◆ **WHAT YOU SHOULD DO**
Check each line of the records below and collect those that include the word "Danzig".

* Start MATERIALS PROVIDED *

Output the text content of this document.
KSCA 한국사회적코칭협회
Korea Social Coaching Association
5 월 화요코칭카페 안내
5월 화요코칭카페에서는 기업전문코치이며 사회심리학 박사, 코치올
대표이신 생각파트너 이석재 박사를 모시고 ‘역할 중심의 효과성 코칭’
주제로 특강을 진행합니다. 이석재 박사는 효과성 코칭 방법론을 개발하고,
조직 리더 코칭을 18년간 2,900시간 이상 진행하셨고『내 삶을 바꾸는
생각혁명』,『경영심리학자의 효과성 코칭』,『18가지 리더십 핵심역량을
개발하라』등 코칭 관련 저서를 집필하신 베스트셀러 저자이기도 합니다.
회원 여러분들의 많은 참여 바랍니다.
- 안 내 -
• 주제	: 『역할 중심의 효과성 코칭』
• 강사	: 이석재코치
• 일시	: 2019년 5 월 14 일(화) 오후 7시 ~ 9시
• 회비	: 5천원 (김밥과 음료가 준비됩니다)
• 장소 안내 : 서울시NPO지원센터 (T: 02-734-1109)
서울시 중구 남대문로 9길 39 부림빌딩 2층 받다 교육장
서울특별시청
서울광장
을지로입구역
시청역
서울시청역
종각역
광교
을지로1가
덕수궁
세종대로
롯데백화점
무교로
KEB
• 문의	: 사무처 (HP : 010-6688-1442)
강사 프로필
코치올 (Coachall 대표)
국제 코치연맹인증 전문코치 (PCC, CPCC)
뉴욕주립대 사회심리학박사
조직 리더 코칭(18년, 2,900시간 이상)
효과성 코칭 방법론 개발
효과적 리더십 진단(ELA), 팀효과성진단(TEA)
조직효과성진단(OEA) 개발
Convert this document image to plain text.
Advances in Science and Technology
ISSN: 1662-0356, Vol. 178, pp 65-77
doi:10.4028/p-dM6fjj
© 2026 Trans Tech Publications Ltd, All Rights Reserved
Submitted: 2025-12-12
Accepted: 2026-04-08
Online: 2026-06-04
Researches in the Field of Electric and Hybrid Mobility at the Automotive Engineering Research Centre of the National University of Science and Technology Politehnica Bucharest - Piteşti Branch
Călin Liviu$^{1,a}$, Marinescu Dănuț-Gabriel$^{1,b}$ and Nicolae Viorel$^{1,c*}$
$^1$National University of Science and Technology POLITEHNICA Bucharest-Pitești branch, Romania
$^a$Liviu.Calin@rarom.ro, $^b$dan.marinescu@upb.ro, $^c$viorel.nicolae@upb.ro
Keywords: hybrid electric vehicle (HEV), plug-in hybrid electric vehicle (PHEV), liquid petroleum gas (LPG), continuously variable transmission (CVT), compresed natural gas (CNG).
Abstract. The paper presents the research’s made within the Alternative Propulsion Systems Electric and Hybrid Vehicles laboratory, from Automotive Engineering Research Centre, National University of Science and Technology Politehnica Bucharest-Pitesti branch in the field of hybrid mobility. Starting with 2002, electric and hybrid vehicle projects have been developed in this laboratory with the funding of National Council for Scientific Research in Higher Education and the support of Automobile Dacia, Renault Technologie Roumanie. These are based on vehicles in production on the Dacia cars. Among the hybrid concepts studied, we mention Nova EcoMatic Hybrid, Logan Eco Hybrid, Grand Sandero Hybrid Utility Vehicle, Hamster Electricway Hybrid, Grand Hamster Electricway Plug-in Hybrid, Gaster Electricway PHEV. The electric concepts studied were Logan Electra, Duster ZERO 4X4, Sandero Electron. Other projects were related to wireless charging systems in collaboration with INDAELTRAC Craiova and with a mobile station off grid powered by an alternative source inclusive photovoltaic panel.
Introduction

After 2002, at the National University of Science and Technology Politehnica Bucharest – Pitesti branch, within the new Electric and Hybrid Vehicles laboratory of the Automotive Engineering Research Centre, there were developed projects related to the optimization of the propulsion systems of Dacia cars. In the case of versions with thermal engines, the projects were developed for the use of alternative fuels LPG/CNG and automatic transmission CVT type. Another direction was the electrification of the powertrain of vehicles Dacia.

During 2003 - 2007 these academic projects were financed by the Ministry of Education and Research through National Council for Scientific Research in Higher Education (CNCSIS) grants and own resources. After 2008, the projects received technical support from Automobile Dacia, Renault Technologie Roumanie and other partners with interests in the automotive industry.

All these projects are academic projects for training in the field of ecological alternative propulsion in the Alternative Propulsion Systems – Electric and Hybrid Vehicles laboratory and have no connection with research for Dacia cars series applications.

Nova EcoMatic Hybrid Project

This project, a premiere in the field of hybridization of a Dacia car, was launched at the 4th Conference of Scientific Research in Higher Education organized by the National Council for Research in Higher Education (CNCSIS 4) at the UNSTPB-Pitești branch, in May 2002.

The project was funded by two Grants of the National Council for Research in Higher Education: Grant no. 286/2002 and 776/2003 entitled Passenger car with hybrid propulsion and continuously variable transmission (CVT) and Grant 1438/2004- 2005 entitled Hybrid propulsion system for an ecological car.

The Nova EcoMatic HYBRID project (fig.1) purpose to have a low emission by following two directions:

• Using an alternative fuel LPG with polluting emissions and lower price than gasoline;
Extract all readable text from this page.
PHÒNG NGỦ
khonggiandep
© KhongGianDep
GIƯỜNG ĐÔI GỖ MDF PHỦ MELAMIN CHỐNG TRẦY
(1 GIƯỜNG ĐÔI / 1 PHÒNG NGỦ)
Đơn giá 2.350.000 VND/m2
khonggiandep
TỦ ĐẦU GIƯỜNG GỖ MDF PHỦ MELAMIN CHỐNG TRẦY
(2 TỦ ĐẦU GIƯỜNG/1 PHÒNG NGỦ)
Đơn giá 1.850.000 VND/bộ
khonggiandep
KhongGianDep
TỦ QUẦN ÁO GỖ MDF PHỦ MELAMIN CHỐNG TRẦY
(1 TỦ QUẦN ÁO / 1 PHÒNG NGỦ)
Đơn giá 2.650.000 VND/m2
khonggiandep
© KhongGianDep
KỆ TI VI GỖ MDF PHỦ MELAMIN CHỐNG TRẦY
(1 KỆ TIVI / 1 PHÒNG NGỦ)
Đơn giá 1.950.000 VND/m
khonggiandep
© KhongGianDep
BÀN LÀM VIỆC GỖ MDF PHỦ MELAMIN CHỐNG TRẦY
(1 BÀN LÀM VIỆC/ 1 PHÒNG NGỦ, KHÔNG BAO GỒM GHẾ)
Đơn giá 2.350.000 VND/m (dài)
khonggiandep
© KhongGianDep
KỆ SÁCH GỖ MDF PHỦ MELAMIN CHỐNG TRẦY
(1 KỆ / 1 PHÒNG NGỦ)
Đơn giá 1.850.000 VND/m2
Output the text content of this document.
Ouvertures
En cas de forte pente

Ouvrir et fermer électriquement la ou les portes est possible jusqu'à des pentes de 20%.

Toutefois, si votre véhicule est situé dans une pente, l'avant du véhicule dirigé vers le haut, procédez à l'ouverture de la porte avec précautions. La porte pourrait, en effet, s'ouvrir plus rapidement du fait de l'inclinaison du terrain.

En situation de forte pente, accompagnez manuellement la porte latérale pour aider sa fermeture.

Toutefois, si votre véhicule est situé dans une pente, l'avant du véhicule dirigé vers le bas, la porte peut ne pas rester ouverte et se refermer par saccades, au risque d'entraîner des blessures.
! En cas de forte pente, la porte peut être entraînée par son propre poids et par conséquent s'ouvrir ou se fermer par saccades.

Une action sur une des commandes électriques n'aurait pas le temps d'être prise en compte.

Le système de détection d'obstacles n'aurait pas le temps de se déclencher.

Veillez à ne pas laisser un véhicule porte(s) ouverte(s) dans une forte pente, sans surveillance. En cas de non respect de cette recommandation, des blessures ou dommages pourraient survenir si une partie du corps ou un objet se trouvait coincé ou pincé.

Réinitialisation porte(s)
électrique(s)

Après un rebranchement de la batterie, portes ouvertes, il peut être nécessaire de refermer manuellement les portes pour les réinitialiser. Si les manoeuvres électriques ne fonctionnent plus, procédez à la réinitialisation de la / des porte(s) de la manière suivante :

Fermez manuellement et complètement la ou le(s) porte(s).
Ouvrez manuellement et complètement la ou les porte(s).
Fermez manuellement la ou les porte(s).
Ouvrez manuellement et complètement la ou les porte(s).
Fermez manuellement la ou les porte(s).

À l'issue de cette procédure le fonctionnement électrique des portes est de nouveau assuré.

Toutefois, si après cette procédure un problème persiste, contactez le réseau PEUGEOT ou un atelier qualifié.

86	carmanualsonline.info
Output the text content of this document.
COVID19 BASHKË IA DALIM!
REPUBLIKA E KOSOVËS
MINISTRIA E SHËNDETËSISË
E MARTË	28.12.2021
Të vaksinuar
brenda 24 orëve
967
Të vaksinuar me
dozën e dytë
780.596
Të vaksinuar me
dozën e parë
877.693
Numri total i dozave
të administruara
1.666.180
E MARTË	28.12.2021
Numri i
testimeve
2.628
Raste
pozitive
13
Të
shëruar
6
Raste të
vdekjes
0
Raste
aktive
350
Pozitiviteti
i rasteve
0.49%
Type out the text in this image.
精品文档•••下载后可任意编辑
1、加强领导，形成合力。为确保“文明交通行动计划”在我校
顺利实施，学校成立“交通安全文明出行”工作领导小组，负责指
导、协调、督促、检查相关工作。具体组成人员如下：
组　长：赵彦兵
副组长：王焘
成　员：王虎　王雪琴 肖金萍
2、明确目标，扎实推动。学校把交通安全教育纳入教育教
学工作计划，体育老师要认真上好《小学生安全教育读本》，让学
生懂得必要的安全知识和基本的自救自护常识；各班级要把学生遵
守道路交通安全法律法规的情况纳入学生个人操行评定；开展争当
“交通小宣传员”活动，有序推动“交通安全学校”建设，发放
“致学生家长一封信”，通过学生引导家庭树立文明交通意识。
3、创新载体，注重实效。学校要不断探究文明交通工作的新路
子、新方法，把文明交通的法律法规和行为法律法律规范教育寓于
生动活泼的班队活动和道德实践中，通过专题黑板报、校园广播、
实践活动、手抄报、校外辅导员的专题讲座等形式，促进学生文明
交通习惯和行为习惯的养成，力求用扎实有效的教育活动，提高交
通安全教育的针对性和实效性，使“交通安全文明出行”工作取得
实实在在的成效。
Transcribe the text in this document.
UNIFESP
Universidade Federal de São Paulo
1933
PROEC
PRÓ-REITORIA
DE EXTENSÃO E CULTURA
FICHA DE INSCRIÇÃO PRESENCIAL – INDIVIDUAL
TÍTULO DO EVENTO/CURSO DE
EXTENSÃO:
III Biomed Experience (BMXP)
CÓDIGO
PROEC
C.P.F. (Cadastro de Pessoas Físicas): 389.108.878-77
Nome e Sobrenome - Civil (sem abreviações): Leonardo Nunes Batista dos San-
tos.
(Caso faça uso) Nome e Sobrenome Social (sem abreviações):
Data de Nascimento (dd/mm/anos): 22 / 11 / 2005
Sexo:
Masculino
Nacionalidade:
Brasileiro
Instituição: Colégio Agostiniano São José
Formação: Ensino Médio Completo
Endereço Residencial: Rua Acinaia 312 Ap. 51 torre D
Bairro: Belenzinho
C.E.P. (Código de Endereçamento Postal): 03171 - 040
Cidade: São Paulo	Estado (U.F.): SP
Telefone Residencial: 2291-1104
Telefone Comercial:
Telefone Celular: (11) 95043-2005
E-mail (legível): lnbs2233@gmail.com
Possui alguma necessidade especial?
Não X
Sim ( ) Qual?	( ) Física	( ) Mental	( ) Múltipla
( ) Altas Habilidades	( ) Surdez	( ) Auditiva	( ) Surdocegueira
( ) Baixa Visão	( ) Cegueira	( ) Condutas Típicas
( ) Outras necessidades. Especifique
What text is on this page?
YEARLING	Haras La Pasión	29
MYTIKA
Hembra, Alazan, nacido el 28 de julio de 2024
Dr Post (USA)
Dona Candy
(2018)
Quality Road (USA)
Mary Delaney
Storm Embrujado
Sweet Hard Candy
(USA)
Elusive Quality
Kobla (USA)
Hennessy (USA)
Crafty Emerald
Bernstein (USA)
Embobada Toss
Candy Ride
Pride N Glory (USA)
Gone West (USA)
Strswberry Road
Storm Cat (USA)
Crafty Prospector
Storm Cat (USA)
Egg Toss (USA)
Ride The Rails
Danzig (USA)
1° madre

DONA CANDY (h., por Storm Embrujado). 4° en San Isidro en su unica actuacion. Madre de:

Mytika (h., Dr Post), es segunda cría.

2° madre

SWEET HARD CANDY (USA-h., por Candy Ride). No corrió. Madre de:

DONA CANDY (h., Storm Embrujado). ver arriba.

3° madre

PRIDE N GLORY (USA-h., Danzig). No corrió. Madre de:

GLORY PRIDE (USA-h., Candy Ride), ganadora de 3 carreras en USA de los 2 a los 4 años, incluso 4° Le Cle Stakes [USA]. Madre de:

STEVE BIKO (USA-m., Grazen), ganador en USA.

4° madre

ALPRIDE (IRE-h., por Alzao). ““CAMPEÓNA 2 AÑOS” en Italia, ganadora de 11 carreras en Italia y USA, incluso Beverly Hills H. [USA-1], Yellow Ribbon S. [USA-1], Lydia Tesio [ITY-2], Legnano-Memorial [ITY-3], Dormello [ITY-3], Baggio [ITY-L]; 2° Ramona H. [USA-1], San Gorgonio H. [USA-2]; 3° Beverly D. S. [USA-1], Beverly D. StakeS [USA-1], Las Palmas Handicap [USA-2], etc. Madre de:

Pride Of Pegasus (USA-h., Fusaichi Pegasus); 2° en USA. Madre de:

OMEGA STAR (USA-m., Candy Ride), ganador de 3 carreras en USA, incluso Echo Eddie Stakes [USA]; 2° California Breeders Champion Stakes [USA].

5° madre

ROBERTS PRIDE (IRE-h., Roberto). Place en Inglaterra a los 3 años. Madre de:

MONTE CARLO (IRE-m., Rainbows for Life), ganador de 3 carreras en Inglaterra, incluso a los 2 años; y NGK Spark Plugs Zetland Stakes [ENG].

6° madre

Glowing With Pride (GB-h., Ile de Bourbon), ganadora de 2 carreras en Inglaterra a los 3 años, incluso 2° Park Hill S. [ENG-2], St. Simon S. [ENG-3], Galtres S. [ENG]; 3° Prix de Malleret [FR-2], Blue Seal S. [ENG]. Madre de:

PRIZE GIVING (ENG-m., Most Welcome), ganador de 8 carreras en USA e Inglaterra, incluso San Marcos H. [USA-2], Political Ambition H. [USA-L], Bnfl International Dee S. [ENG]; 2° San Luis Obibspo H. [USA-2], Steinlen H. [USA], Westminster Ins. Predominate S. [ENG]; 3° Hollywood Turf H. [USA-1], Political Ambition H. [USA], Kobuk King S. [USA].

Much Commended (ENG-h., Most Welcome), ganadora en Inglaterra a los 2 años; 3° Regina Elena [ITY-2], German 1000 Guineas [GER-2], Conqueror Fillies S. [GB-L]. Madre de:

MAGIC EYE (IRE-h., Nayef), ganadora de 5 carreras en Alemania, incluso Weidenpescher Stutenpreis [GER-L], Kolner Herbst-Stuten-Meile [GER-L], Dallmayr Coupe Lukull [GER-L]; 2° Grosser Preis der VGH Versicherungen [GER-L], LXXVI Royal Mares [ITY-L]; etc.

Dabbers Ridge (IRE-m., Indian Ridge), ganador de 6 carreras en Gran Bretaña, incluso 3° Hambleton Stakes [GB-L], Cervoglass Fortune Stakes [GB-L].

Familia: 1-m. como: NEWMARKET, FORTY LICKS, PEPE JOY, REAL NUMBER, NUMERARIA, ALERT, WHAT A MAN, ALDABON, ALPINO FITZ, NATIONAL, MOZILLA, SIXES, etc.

* End MATERIALS PROVIDED *

◆ **SOLUTION FOR THIS EXERCISE**
Danzig (USA)
PRIDE N GLORY (USA-h., Danzig). No corrió. Madre de:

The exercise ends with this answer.